BEGIN Provided information
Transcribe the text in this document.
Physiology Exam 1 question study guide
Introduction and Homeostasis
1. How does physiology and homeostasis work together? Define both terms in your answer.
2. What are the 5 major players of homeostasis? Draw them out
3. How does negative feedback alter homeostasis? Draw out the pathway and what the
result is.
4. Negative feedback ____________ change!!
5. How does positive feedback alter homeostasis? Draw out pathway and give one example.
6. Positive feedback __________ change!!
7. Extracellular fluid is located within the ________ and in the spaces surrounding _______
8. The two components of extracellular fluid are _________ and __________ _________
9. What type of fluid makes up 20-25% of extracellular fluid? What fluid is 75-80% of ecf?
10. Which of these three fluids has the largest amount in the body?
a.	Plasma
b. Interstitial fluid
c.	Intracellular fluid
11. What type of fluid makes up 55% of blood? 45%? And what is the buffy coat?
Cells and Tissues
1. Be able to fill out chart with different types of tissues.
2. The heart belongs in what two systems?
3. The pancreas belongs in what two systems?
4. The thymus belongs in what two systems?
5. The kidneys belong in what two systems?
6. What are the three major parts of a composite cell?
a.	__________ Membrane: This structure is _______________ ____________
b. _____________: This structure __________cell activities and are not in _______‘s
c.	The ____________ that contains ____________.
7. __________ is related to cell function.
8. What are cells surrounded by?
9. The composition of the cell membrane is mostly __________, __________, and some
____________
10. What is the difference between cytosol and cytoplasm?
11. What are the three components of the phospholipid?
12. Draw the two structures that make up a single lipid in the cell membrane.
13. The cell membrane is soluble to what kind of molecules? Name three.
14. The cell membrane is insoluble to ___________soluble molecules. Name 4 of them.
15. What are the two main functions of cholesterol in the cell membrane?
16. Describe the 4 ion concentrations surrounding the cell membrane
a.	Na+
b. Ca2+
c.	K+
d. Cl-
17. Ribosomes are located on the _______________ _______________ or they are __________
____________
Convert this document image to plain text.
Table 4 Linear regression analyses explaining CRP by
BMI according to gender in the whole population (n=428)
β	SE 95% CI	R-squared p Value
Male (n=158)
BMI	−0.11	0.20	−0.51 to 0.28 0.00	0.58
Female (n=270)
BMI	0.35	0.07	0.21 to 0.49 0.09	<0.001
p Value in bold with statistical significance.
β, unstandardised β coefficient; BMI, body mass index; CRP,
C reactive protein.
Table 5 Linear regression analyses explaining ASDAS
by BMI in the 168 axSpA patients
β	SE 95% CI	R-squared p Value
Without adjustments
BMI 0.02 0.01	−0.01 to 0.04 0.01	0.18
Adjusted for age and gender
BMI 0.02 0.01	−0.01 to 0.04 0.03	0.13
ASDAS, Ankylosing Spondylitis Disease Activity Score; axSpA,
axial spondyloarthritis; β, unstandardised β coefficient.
END Provided information
What is needed:
Bring together all lines of the entries above in which the string "belongs" occurs.

Solution for this problem:
2. The heart belongs in what two systems?
3. The pancreas belongs in what two systems?
4. The thymus belongs in what two systems?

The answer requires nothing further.